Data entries
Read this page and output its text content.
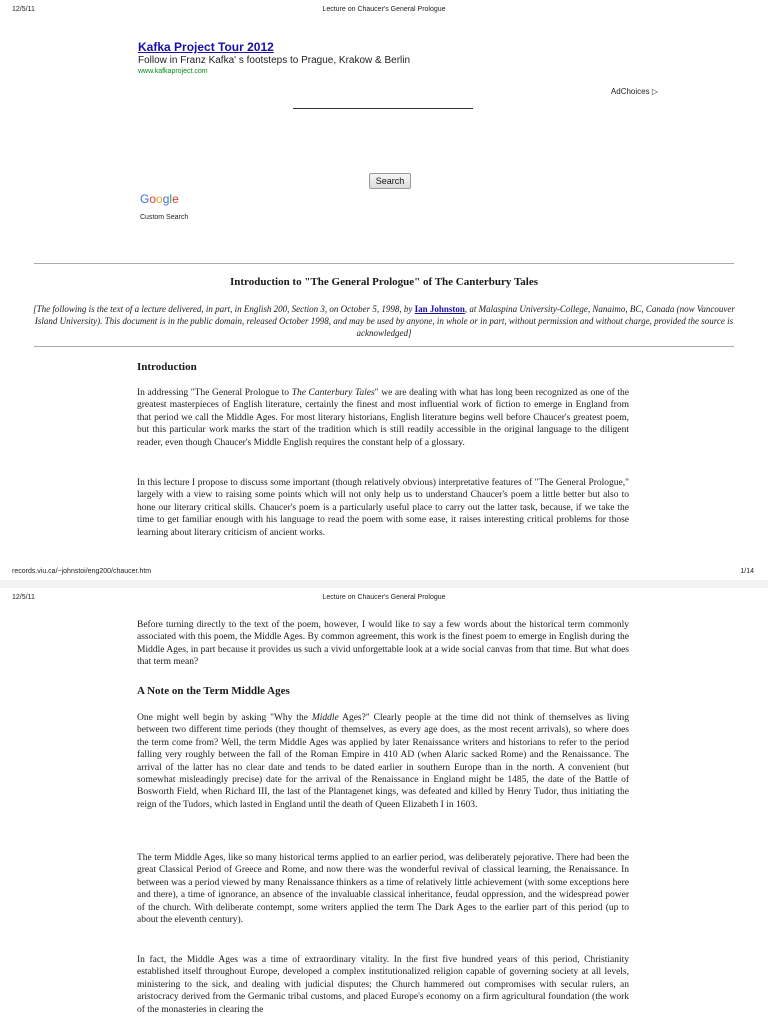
12/5/11	Lecture on Chaucer's General Prologue
Kafka Project Tour 2012
Follow in Franz Kafka' s footsteps to Prague, Krakow & Berlin
www.kafkaproject.com
AdChoices ▷
Search
Google
Custom Search
Introduction to "The General Prologue" of The Canterbury Tales
[The following is the text of a lecture delivered, in part, in English 200, Section 3, on October 5, 1998, by Ian Johnston, at Malaspina University-College, Nanaimo, BC, Canada (now Vancouver Island University). This document is in the public domain, released October 1998, and may be used by anyone, in whole or in part, without permission and without charge, provided the source is acknowledged]
Introduction

In addressing "The General Prologue to The Canterbury Tales" we are dealing with what has long been recognized as one of the greatest masterpieces of English literature, certainly the finest and most influential work of fiction to emerge in England from that period we call the Middle Ages. For most literary historians, English literature begins well before Chaucer's greatest poem, but this particular work marks the start of the tradition which is still readily accessible in the original language to the diligent reader, even though Chaucer's Middle English requires the constant help of a glossary.

In this lecture I propose to discuss some important (though relatively obvious) interpretative features of "The General Prologue," largely with a view to raising some points which will not only help us to understand Chaucer's poem a little better but also to hone our literary critical skills. Chaucer's poem is a particularly useful place to carry out the latter task, because, if we take the time to get familiar enough with his language to read the poem with some ease, it raises interesting critical problems for those learning about literary criticism of ancient works.

records.viu.ca/~johnstoi/eng200/chaucer.htm	1/14
12/5/11	Lecture on Chaucer's General Prologue

Before turning directly to the text of the poem, however, I would like to say a few words about the historical term commonly associated with this poem, the Middle Ages. By common agreement, this work is the finest poem to emerge in English during the Middle Ages, in part because it provides us such a vivid unforgettable look at a wide social canvas from that time. But what does that term mean?

A Note on the Term Middle Ages

One might well begin by asking "Why the Middle Ages?" Clearly people at the time did not think of themselves as living between two different time periods (they thought of themselves, as every age does, as the most recent arrivals), so where does the term come from? Well, the term Middle Ages was applied by later Renaissance writers and historians to refer to the period falling very roughly between the fall of the Roman Empire in 410 AD (when Alaric sacked Rome) and the Renaissance. The arrival of the latter has no clear date and tends to be dated earlier in southern Europe than in the north. A convenient (but somewhat misleadingly precise) date for the arrival of the Renaissance in England might be 1485, the date of the Battle of Bosworth Field, when Richard III, the last of the Plantagenet kings, was defeated and killed by Henry Tudor, thus initiating the reign of the Tudors, which lasted in England until the death of Queen Elizabeth I in 1603.

The term Middle Ages, like so many historical terms applied to an earlier period, was deliberately pejorative. There had been the great Classical Period of Greece and Rome, and now there was the wonderful revival of classical learning, the Renaissance. In between was a period viewed by many Renaissance thinkers as a time of relatively little achievement (with some exceptions here and there), a time of ignorance, an absence of the invaluable classical inheritance, feudal oppression, and the widespread power of the church. With deliberate contempt, some writers applied the term The Dark Ages to the earlier part of this period (up to about the eleventh century).

In fact, the Middle Ages was a time of extraordinary vitality. In the first five hundred years of this period, Christianity established itself throughout Europe, developed a complex institutionalized religion capable of governing society at all levels, ministering to the sick, and dealing with judicial disputes; the Church hammered out compromises with secular rulers, an aristocracy derived from the Germanic tribal customs, and placed Europe's economy on a firm agricultural foundation (the work of the monasteries in clearing the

DIRECTIONS
Reproduce the records above exactly, leaving out every picture they contain.

WRITTEN SOLUTION
Read this page and output its text content.
12/5/11	Lecture on Chaucer's General Prologue
Kafka Project Tour 2012
Follow in Franz Kafka' s footsteps to Prague, Krakow & Berlin
www.kafkaproject.com
AdChoices ▷
Search
Google
Custom Search
Introduction to "The General Prologue" of The Canterbury Tales
[The following is the text of a lecture delivered, in part, in English 200, Section 3, on October 5, 1998, by Ian Johnston, at Malaspina University-College, Nanaimo, BC, Canada (now Vancouver Island University). This document is in the public domain, released October 1998, and may be used by anyone, in whole or in part, without permission and without charge, provided the source is acknowledged]
Introduction

In addressing "The General Prologue to The Canterbury Tales" we are dealing with what has long been recognized as one of the greatest masterpieces of English literature, certainly the finest and most influential work of fiction to emerge in England from that period we call the Middle Ages. For most literary historians, English literature begins well before Chaucer's greatest poem, but this particular work marks the start of the tradition which is still readily accessible in the original language to the diligent reader, even though Chaucer's Middle English requires the constant help of a glossary.

In this lecture I propose to discuss some important (though relatively obvious) interpretative features of "The General Prologue," largely with a view to raising some points which will not only help us to understand Chaucer's poem a little better but also to hone our literary critical skills. Chaucer's poem is a particularly useful place to carry out the latter task, because, if we take the time to get familiar enough with his language to read the poem with some ease, it raises interesting critical problems for those learning about literary criticism of ancient works.

records.viu.ca/~johnstoi/eng200/chaucer.htm	1/14
12/5/11	Lecture on Chaucer's General Prologue

Before turning directly to the text of the poem, however, I would like to say a few words about the historical term commonly associated with this poem, the Middle Ages. By common agreement, this work is the finest poem to emerge in English during the Middle Ages, in part because it provides us such a vivid unforgettable look at a wide social canvas from that time. But what does that term mean?

A Note on the Term Middle Ages

One might well begin by asking "Why the Middle Ages?" Clearly people at the time did not think of themselves as living between two different time periods (they thought of themselves, as every age does, as the most recent arrivals), so where does the term come from? Well, the term Middle Ages was applied by later Renaissance writers and historians to refer to the period falling very roughly between the fall of the Roman Empire in 410 AD (when Alaric sacked Rome) and the Renaissance. The arrival of the latter has no clear date and tends to be dated earlier in southern Europe than in the north. A convenient (but somewhat misleadingly precise) date for the arrival of the Renaissance in England might be 1485, the date of the Battle of Bosworth Field, when Richard III, the last of the Plantagenet kings, was defeated and killed by Henry Tudor, thus initiating the reign of the Tudors, which lasted in England until the death of Queen Elizabeth I in 1603.

The term Middle Ages, like so many historical terms applied to an earlier period, was deliberately pejorative. There had been the great Classical Period of Greece and Rome, and now there was the wonderful revival of classical learning, the Renaissance. In between was a period viewed by many Renaissance thinkers as a time of relatively little achievement (with some exceptions here and there), a time of ignorance, an absence of the invaluable classical inheritance, feudal oppression, and the widespread power of the church. With deliberate contempt, some writers applied the term The Dark Ages to the earlier part of this period (up to about the eleventh century).

In fact, the Middle Ages was a time of extraordinary vitality. In the first five hundred years of this period, Christianity established itself throughout Europe, developed a complex institutionalized religion capable of governing society at all levels, ministering to the sick, and dealing with judicial disputes; the Church hammered out compromises with secular rulers, an aristocracy derived from the Germanic tribal customs, and placed Europe's economy on a firm agricultural foundation (the work of the monasteries in clearing the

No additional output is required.